■ **TEXT SHOWN**
>> Start

Finally, we determine the use of Space-Division multiplexing as the high-level parallelization strategy for supporting the different layer configurations on the same FPGA. We can partition the FPGA statically into two regions: one for convolutions, and another for matrix-vector multiplication. We can calibrate the balance based on the specific requirements of the deep network architecture (GoogLeNet splits across 80% convolution, and 20% matrix multiplication). To limit resource idling at the cost of inference latency, we (1) replicate the design to evaluate multiple images in parallel, or (2) decompose the FPGA into subregions devoted to a subset of layers of a CNN. Unlike the Xilinx SuperTile [29], [30] overlay, our design generalizes to a range of benchmarks beyond GoogLeNet. Reconfiguration was ruled out due to an exorbitant 140 ms of programming time [31].

# E. Overall FPGA Architecture

The Xilinx VU37P FPGA supports HBM interfaces with  $32 \times$  AXI ports with 256b 450 MHz rates feeding into the FPGA core. This is used for initial loading of the onchip memory contents and is not needed therafter for all benchmarks (except Transformer, see Table I later) as the weights and worst-case activation state is <35 MB. It also includes 960 URAM288 blocks, 9024 DSP48 slices, and 4032 RAMB18k blocks. Our architecture can support 960 computing blocks configured as 480 3×3 Convolution tiles, or 240 Length-9 Matrix-Vector Multiplication tiles. The Convolution tiles perform 2  $3 \times 3$  convolutions across 18 DSP48 blocks configured in SIMD=2 mode thereby processing 36  $8b \times 8b$ multiplications and 36 24b accumulations per cycle. The Matrix-Vector Multiplication tile can process four dot products of length 9 to yield a throughput of 36 8b×8b multiplications and 36 48b accumulations per cycle.

# IV. METHODOLOGY

# A. FPGA Mapping

We describe our designs directly in RTL component-level instantiations of DSP48, RAMB18, and URAM288 blocks and associated controllers for orchestrating data movement and control flow for convolutions and matrix-vector multiplication. We use Vivado 2018.2 for our experiments and use a tight 1 ns timing constraint for the CAD tools. We generate explicit physical location mapping for the DSP, and RAM components, and supply customizable pipelining to enforce the high-frequency design constraint. We measure the resulting frequency of the mapped design, and interconnect utilization metrics to quantify the extent of wiring reduction. We map our designs to the Xilinx UltraScale+ VU37P FPGA xcvu37p-3.

>> End

Page element annotations:
>> Start

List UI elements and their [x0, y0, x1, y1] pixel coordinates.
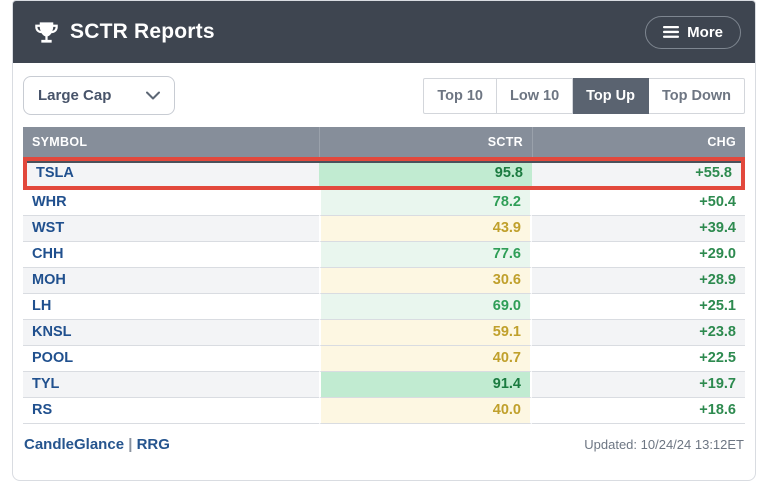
chg-value: +18.6: [532, 398, 745, 424]
table-row: WST 43.9 +39.4: [23, 216, 745, 242]
table-header-row: SYMBOL SCTR CHG: [23, 127, 745, 157]
sctr-value: 77.6: [319, 242, 532, 268]
symbol-link[interactable]: LH: [23, 294, 319, 320]
chg-value: +29.0: [532, 242, 745, 268]
tab-top-down[interactable]: Top Down: [649, 78, 745, 114]
table-row: LH 69.0 +25.1: [23, 294, 745, 320]
symbol-link[interactable]: WHR: [23, 190, 319, 216]
titlebar: SCTR Reports More: [13, 1, 755, 63]
chg-value: +50.4: [532, 190, 745, 216]
sctr-value: 95.8: [319, 157, 532, 190]
sctr-value: 43.9: [319, 216, 532, 242]
symbol-link[interactable]: POOL: [23, 346, 319, 372]
table-row: TSLA 95.8 +55.8: [23, 157, 745, 190]
chg-value: +39.4: [532, 216, 745, 242]
symbol-link[interactable]: WST: [23, 216, 319, 242]
chevron-down-icon: [146, 91, 160, 100]
sctr-value: 78.2: [319, 190, 532, 216]
sctr-value: 40.7: [319, 346, 532, 372]
column-header-chg: CHG: [532, 127, 745, 157]
table-row: TYL 91.4 +19.7: [23, 372, 745, 398]
menu-icon: [663, 26, 679, 38]
updated-timestamp: Updated: 10/24/24 13:12ET: [584, 437, 744, 452]
chg-value: +22.5: [532, 346, 745, 372]
page-title: SCTR Reports: [70, 20, 215, 44]
more-button-label: More: [687, 24, 723, 41]
table-row: KNSL 59.1 +23.8: [23, 320, 745, 346]
chg-value: +19.7: [532, 372, 745, 398]
chg-value: +55.8: [532, 157, 745, 190]
candleglance-link[interactable]: CandleGlance: [24, 436, 124, 453]
table-row: WHR 78.2 +50.4: [23, 190, 745, 216]
sctr-value: 69.0: [319, 294, 532, 320]
group-select-dropdown[interactable]: Large Cap: [23, 76, 175, 115]
footer-links: CandleGlance | RRG: [24, 436, 170, 453]
chg-value: +25.1: [532, 294, 745, 320]
more-button[interactable]: More: [645, 16, 741, 49]
sctr-table: SYMBOL SCTR CHG TSLA 95.8 +55.8 WHR 78.2…: [23, 127, 745, 424]
sctr-value: 91.4: [319, 372, 532, 398]
group-select-value: Large Cap: [38, 87, 111, 104]
sctr-value: 59.1: [319, 320, 532, 346]
column-header-sctr: SCTR: [319, 127, 532, 157]
symbol-link[interactable]: TYL: [23, 372, 319, 398]
symbol-link[interactable]: RS: [23, 398, 319, 424]
symbol-link[interactable]: MOH: [23, 268, 319, 294]
footer: CandleGlance | RRG Updated: 10/24/24 13:…: [13, 424, 755, 465]
sctr-table-container: SYMBOL SCTR CHG TSLA 95.8 +55.8 WHR 78.2…: [13, 127, 755, 424]
controls-row: Large Cap Top 10 Low 10 Top Up Top Down: [13, 63, 755, 127]
sctr-value: 40.0: [319, 398, 532, 424]
view-tabs: Top 10 Low 10 Top Up Top Down: [423, 78, 745, 114]
symbol-link[interactable]: KNSL: [23, 320, 319, 346]
sctr-value: 30.6: [319, 268, 532, 294]
table-row: RS 40.0 +18.6: [23, 398, 745, 424]
table-row: CHH 77.6 +29.0: [23, 242, 745, 268]
column-header-symbol: SYMBOL: [23, 127, 319, 157]
rrg-link[interactable]: RRG: [137, 436, 170, 453]
tab-low-10[interactable]: Low 10: [497, 78, 573, 114]
link-separator: |: [128, 436, 132, 453]
symbol-link[interactable]: TSLA: [23, 157, 319, 190]
tab-top-10[interactable]: Top 10: [423, 78, 497, 114]
tab-top-up[interactable]: Top Up: [573, 78, 649, 114]
trophy-icon: [33, 19, 60, 46]
chg-value: +23.8: [532, 320, 745, 346]
sctr-reports-panel: SCTR Reports More Large Cap Top 10 Low 1…: [12, 0, 756, 481]
chg-value: +28.9: [532, 268, 745, 294]
symbol-link[interactable]: CHH: [23, 242, 319, 268]
table-row: MOH 30.6 +28.9: [23, 268, 745, 294]
table-row: POOL 40.7 +22.5: [23, 346, 745, 372]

>> End

■ **WORK INSTRUCTIONS**
**A.** Reproduce the passage of the FPGA architecture text between "We describe our" and "VU37P FPGA xcvu37p-3.", inclusive.
**B.** Based on the FPGA architecture text, state whether each of the following statements agrees with it, answering yes or no and quoting the words that decide each case: (i) reconfiguration was ruled out because of its programming time; (ii) the experiments were run with Vivado 2019.1; (iii) the Convolution tiles use DSP48 blocks configured in SIMD=4 mode.

■ **SOLUTIONS TO THE TASKS**
**A.**
We describe our designs directly in RTL component-level instantiations of DSP48, RAMB18, and URAM288 blocks and associated controllers for orchestrating data movement and control flow for convolutions and matrix-vector multiplication. We use Vivado 2018.2 for our experiments and use a tight 1 ns timing constraint for the CAD tools. We generate explicit physical location mapping for the DSP, and RAM components, and supply customizable pipelining to enforce the high-frequency design constraint. We measure the resulting frequency of the mapped design, and interconnect utilization metrics to quantify the extent of wiring reduction. We map our designs to the Xilinx UltraScale+ VU37P FPGA xcvu37p-3.

**B.**
(i) Yes: "Reconfiguration was ruled out due to an exorbitant 140 ms of programming time"
(ii) No: "We use Vivado 2018.2 for our experiments"
(iii) No: "across 18 DSP48 blocks configured in SIMD=2 mode"